> _Task brief_: All entries must be repeated exactly; do not include the pictures.

Entries from a visual dataset

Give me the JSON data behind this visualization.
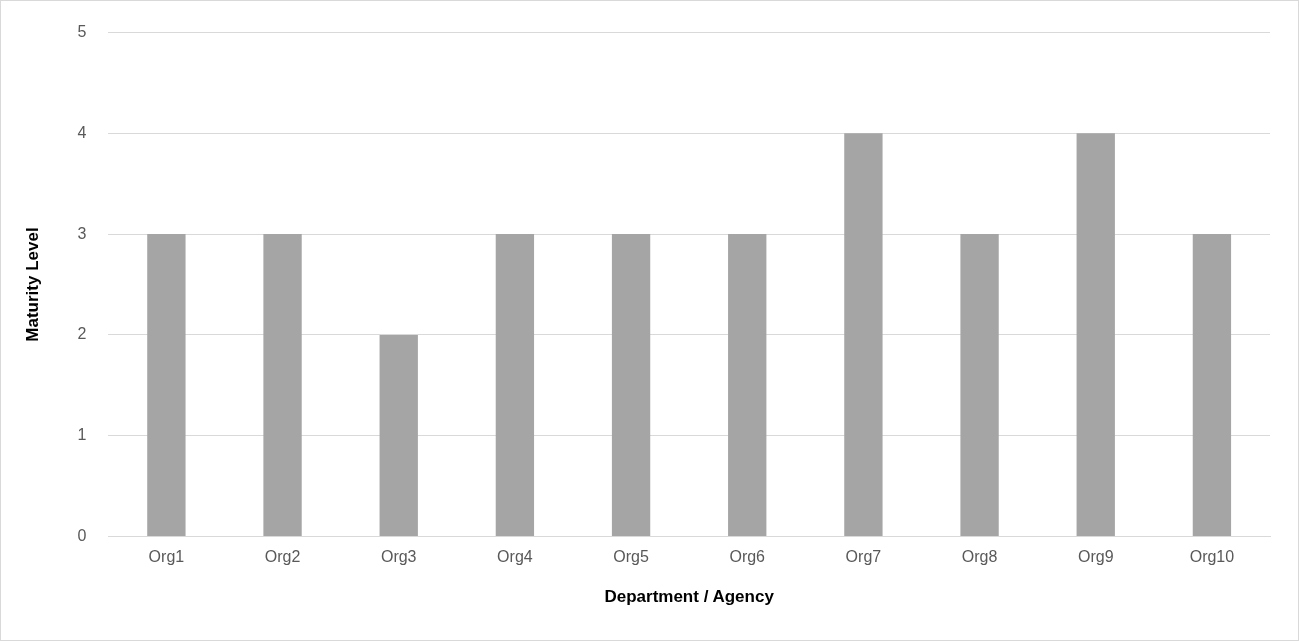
{
  "chart_data": {
    "type": "bar",
    "xlabel": "Department / Agency",
    "ylabel": "Maturity Level",
    "categories": [
      "Org1",
      "Org2",
      "Org3",
      "Org4",
      "Org5",
      "Org6",
      "Org7",
      "Org8",
      "Org9",
      "Org10"
    ],
    "values": [
      3,
      3,
      2,
      3,
      3,
      3,
      4,
      3,
      4,
      3
    ],
    "color": "#a5a5a5",
    "ylim": [
      0,
      5
    ],
    "yticks": [
      0,
      1,
      2,
      3,
      4,
      5
    ],
    "grid": "y",
    "legend": false
  }
}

> _Written reply_:
Give me the JSON data behind this visualization.
{
  "chart_data": {
    "type": "bar",
    "xlabel": "Department / Agency",
    "ylabel": "Maturity Level",
    "categories": [
      "Org1",
      "Org2",
      "Org3",
      "Org4",
      "Org5",
      "Org6",
      "Org7",
      "Org8",
      "Org9",
      "Org10"
    ],
    "values": [
      3,
      3,
      2,
      3,
      3,
      3,
      4,
      3,
      4,
      3
    ],
    "color": "#a5a5a5",
    "ylim": [
      0,
      5
    ],
    "yticks": [
      0,
      1,
      2,
      3,
      4,
      5
    ],
    "grid": "y",
    "legend": false
  }
}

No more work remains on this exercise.